--- 所给文本 ---
+===+

美文网首页技术深度学习基石程序员
如何构建一个简单的神经网络

如何构建一个简单的神经网络

作者: 小聪明李良才 | 来源:发表于2017-02-06 22:02 被阅读3301次

    如何构建一个简单的神经网络

    最近报名了Udacity的深度学习基石,这是介绍了第二部分神经网络入门,第一篇是线性回归背后的数学.
    本文notebook的地址是:https://github.com/zhuanxuhit/nd101/blob/master/1.Intro_to_Deep_Learning/2.How_to_Make_a_Neural_Network/python-network.ipynb

    1. 模型阐述

    假设我们有下面的一组数据

    输入1 输入2 输入3 输出
    0 0 1 0
    1 1 1 1
    1 0 1 1
    0 1 1 0

    对于上面的表格,我们可以找出其中的一个规律是:

    输入的第一列和输出相同

    那对于输入有3列,每列有0和1两个值,那可能的排列有\(2^3=8\)种,但是此处只有4种,那么在有限的数据情况下,我们应该怎么预测其他结果呢?
    这个时候神经网络就大显身手了!

    看代码:

    %matplotlib inline
    %config InlineBackend.figure_format = 'retina'
    
    from numpy import exp, array, random, dot
    
    class NeuralNetwork():
        def __init__(self):
            # Seed the random number generator, so it generates the same numbers
            # every time the program runs.

+===+

--- 数据部分 ---
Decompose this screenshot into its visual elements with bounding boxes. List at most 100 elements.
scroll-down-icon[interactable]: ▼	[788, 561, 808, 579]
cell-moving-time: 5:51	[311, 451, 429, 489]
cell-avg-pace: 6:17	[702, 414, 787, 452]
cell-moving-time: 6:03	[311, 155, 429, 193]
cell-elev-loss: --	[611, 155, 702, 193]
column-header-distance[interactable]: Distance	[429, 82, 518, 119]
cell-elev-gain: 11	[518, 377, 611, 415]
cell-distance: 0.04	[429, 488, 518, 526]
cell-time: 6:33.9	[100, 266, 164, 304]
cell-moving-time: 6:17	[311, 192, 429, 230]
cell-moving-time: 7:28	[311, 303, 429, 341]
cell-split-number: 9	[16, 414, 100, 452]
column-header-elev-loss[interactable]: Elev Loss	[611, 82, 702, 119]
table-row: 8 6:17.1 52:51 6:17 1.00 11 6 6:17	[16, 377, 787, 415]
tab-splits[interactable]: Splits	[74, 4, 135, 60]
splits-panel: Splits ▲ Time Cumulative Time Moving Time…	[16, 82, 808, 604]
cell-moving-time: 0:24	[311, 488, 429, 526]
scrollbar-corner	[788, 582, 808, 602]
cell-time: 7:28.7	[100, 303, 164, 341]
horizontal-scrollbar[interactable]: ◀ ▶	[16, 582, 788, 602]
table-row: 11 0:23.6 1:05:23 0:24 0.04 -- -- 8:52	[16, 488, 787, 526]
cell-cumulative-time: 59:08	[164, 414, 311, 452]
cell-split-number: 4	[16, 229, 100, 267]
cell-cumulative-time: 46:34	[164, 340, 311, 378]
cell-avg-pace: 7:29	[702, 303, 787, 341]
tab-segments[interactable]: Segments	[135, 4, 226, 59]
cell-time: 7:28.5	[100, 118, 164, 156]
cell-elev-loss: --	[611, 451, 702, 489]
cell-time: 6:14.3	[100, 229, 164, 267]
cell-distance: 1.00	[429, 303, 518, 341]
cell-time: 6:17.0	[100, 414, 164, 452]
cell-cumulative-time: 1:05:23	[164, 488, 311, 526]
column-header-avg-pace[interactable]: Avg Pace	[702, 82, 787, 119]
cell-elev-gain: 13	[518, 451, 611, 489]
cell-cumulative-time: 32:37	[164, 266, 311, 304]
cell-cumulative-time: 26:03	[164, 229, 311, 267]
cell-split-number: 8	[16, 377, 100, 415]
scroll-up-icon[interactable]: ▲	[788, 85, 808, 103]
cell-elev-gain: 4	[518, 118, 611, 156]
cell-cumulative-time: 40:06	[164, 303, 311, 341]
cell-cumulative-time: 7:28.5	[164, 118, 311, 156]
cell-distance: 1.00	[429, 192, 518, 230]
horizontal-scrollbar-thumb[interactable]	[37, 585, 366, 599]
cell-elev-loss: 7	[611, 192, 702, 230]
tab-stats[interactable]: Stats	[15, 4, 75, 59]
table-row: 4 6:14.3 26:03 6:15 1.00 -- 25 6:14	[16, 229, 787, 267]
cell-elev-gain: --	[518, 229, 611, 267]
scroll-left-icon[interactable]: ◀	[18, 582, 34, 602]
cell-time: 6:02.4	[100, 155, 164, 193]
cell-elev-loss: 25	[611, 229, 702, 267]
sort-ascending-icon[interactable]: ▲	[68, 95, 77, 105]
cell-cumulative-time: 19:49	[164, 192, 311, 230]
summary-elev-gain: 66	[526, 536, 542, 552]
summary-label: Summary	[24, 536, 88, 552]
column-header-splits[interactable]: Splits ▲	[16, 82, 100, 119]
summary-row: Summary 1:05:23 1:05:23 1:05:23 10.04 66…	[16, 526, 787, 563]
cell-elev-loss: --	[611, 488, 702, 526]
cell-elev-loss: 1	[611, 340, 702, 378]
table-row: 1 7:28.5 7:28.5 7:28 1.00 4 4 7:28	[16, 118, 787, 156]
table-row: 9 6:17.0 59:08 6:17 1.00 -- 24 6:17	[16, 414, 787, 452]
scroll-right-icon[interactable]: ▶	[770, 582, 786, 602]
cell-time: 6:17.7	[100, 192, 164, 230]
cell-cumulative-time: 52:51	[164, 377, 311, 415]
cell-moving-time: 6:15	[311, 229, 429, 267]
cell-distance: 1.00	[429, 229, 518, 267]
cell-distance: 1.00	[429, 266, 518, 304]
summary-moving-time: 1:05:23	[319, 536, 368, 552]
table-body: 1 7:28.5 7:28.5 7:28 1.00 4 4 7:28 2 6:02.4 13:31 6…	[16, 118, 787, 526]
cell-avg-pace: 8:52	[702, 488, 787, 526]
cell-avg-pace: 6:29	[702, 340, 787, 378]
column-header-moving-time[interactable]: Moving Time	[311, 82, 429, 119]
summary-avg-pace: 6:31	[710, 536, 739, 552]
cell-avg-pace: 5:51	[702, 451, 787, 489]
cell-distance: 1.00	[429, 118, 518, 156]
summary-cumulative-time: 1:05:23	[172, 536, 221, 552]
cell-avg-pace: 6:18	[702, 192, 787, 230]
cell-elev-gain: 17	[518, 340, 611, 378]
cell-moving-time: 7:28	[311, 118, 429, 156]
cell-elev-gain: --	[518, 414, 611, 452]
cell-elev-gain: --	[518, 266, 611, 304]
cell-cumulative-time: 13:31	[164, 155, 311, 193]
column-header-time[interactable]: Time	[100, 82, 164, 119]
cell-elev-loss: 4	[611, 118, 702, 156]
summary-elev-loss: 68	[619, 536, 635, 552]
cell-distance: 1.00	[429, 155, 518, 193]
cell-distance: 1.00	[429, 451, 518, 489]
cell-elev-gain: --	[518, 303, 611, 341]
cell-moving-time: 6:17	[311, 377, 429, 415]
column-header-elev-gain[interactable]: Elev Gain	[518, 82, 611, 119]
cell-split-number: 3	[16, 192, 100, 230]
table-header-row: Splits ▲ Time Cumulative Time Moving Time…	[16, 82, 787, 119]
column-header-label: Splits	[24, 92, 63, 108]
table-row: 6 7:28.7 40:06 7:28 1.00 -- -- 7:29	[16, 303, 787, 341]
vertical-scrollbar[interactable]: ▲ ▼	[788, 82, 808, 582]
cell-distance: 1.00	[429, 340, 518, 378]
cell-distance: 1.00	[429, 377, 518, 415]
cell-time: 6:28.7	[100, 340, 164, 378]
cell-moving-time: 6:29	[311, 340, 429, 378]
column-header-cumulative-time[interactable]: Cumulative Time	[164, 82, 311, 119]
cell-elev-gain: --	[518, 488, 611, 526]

+===+

--- 练习题目 1 ---
在构建简单神经网络的这篇文章里,作者从那组数据的表格中找出了什么规律?
--- 练习题目 2 ---
从列表开头到包含“414, 100, 452]”的那一行(含该行),把其中的“cell-moving-time”全部更新为“cell-elapsed-time”,其他内容不动,只输出这几行。

--- 参考答案 1 ---
输入的第一列和输出相同。

--- 参考答案 2 ---
Decompose this screenshot into its visual elements with bounding boxes. List at most 100 elements.
scroll-down-icon[interactable]: ▼	[788, 561, 808, 579]
cell-elapsed-time: 5:51	[311, 451, 429, 489]
cell-avg-pace: 6:17	[702, 414, 787, 452]
cell-elapsed-time: 6:03	[311, 155, 429, 193]
cell-elev-loss: --	[611, 155, 702, 193]
column-header-distance[interactable]: Distance	[429, 82, 518, 119]
cell-elev-gain: 11	[518, 377, 611, 415]
cell-distance: 0.04	[429, 488, 518, 526]
cell-time: 6:33.9	[100, 266, 164, 304]
cell-elapsed-time: 6:17	[311, 192, 429, 230]
cell-elapsed-time: 7:28	[311, 303, 429, 341]
cell-split-number: 9	[16, 414, 100, 452]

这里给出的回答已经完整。